> **GIVEN INSTRUCTION**
Identify the lines in the data below that contain "York" and give only how many there are.

START MATERIAL

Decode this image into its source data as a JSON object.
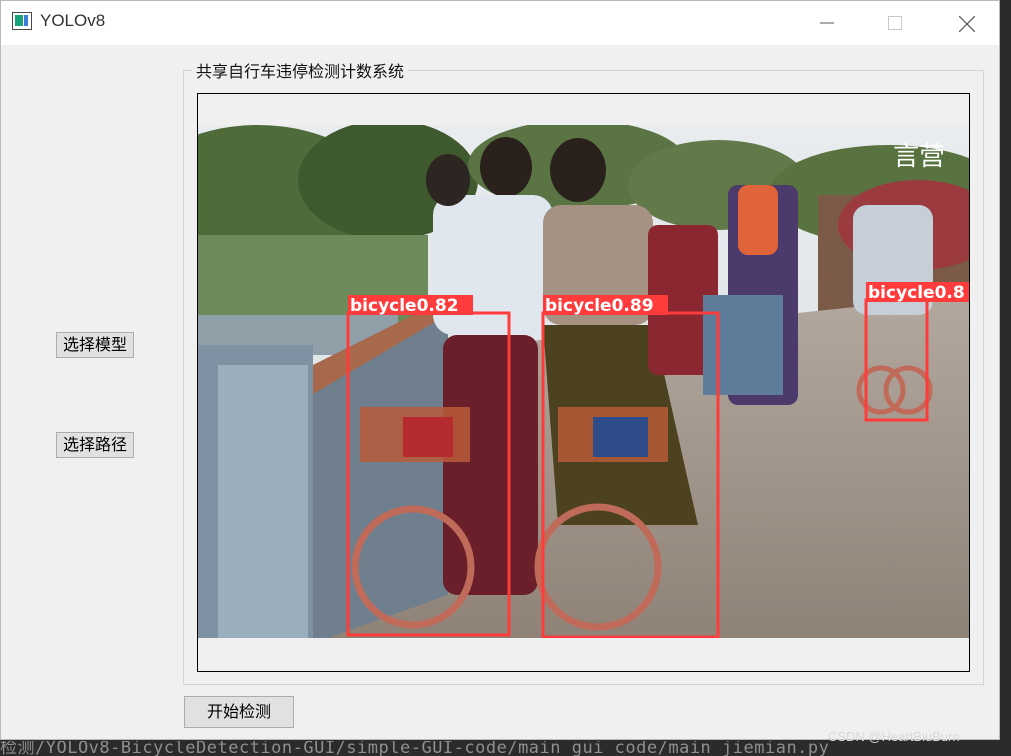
{
  "window": {
    "title": "YOLOv8",
    "controls": {
      "minimize": "minimize-icon",
      "maximize": "maximize-icon",
      "close": "close-icon"
    }
  },
  "group": {
    "title": "共享自行车违停检测计数系统"
  },
  "buttons": {
    "select_model": "选择模型",
    "select_path": "选择路径",
    "start_detection": "开始检测"
  },
  "detections": [
    {
      "label": "bicycle0.82"
    },
    {
      "label": "bicycle0.89"
    },
    {
      "label": "bicycle0.8"
    }
  ],
  "photo_logo": "言营",
  "terminal": {
    "text": "检测/YOLOv8-BicycleDetection-GUI/simple-GUI-code/main_gui_code/main_jiemian.py"
  },
  "watermark": "CSDN @HeartBiuBurn",
  "colors": {
    "detection_box": "#ff3b3b",
    "window_bg": "#f0f0f0",
    "titlebar_bg": "#ffffff"
  }
}
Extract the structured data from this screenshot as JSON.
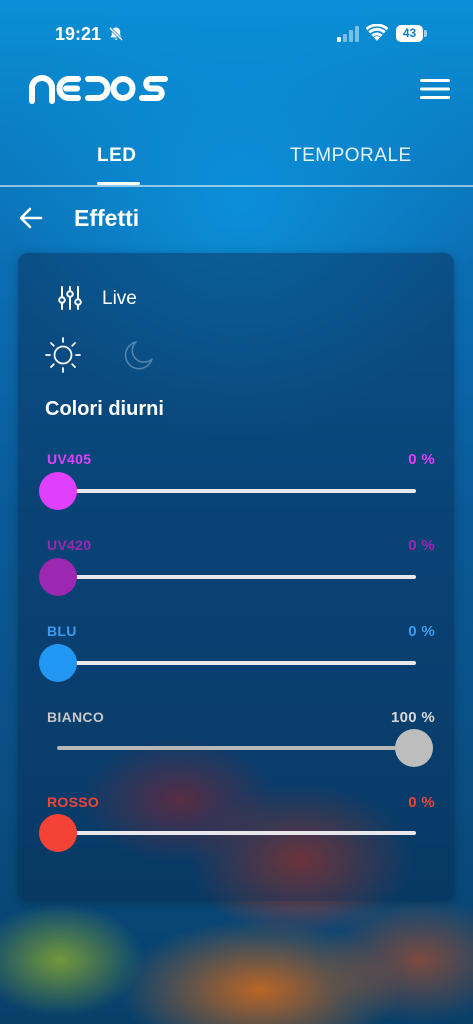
{
  "status": {
    "time": "19:21",
    "battery": "43"
  },
  "header": {
    "logo_icon": "nedos-logo",
    "menu_icon": "hamburger-menu-icon"
  },
  "tabs": [
    {
      "label": "LED",
      "active": true
    },
    {
      "label": "TEMPORALE",
      "active": false
    }
  ],
  "page": {
    "title": "Effetti",
    "back_icon": "arrow-left-icon"
  },
  "mode": {
    "label": "Live",
    "icon": "sliders-icon",
    "day_icon": "sun-icon",
    "night_icon": "moon-icon",
    "selected": "day"
  },
  "section": {
    "title": "Colori diurni"
  },
  "channels": [
    {
      "label": "UV405",
      "value": "0 %",
      "level": 0,
      "color": "#e040fb"
    },
    {
      "label": "UV420",
      "value": "0 %",
      "level": 0,
      "color": "#9c27b0"
    },
    {
      "label": "BLU",
      "value": "0 %",
      "level": 0,
      "color": "#2196f3"
    },
    {
      "label": "BIANCO",
      "value": "100 %",
      "level": 100,
      "color": "#bdbdbd"
    },
    {
      "label": "ROSSO",
      "value": "0 %",
      "level": 0,
      "color": "#f44336"
    }
  ]
}
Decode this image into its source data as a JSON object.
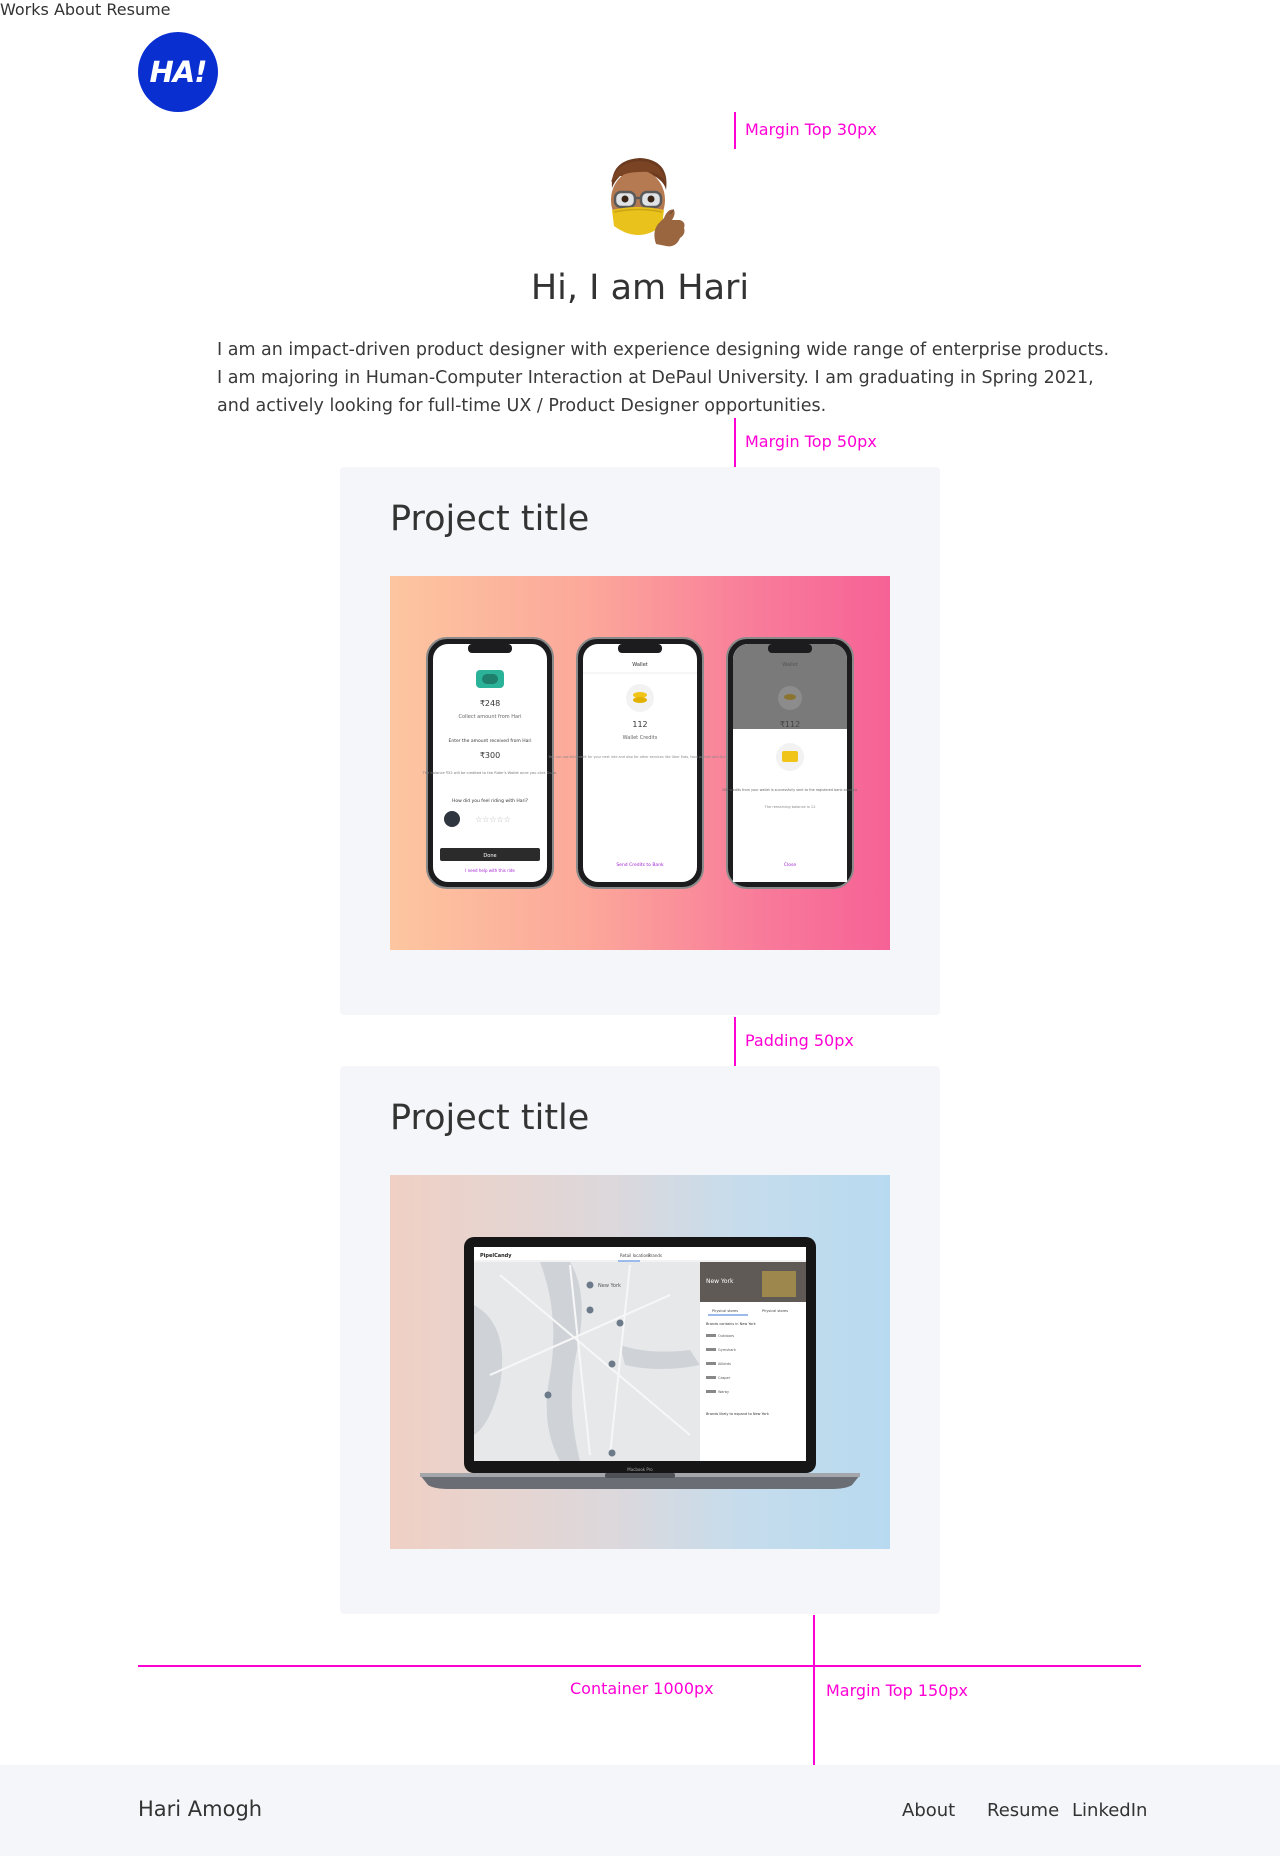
{
  "header": {
    "logo_text": "HA!",
    "nav": [
      "Works",
      "About",
      "Resume"
    ]
  },
  "hero": {
    "title": "Hi, I am Hari",
    "bio_lines": [
      "I am an impact-driven product designer with experience designing wide range of enterprise products.",
      "I am majoring in Human-Computer Interaction at DePaul University. I am graduating in Spring 2021,",
      "and actively looking for full-time UX / Product Designer opportunities."
    ]
  },
  "annotations": {
    "margin_top_30": "Margin Top 30px",
    "margin_top_50": "Margin Top 50px",
    "padding_50": "Padding 50px",
    "container_1000": "Container 1000px",
    "margin_top_150": "Margin Top 150px"
  },
  "projects": [
    {
      "title": "Project title",
      "screens": [
        {
          "amount": "₹248",
          "subtitle": "Collect amount from Hari",
          "prompt": "Enter the amount received from Hari",
          "entered": "₹300",
          "note": "The balance ₹52 will be credited to the Rider's Wallet once you click Done.",
          "rating_q": "How did you feel riding with Hari?",
          "done": "Done",
          "help": "I need help with this ride"
        },
        {
          "header": "Wallet",
          "credits": "112",
          "credits_label": "Wallet Credits",
          "desc": "You can use this credit for your next ride and also for other services like Uber Eats, food parcels and Dunzo.",
          "cta": "Send Credits to Bank"
        },
        {
          "header": "Wallet",
          "credits": "₹112",
          "msg": "100 credits from your wallet is successfully sent to the registered bank account.",
          "remaining": "The remaining balance is 12",
          "close": "Close"
        }
      ]
    },
    {
      "title": "Project title",
      "laptop": {
        "brand": "PipelCandy",
        "tabs": [
          "Retail locations",
          "Brands"
        ],
        "city_map": "New York",
        "city_panel": "New York",
        "panel_tabs": [
          "Physical stores",
          "Physical stores"
        ],
        "panel_heading": "Brands contains in New York",
        "brands": [
          "Outdoors",
          "Gymshark",
          "Allbirds",
          "Casper",
          "Warby"
        ],
        "expand_heading": "Brands likely to expand to New York",
        "device_label": "Macbook Pro"
      }
    }
  ],
  "footer": {
    "name": "Hari Amogh",
    "links": [
      "About",
      "Resume",
      "LinkedIn"
    ]
  },
  "colors": {
    "logo": "#0a2fd0",
    "annotation": "#ff00d4",
    "card_bg": "#f5f6fa",
    "text": "#333333"
  }
}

END MATERIAL

> **THE OUTPUT**
4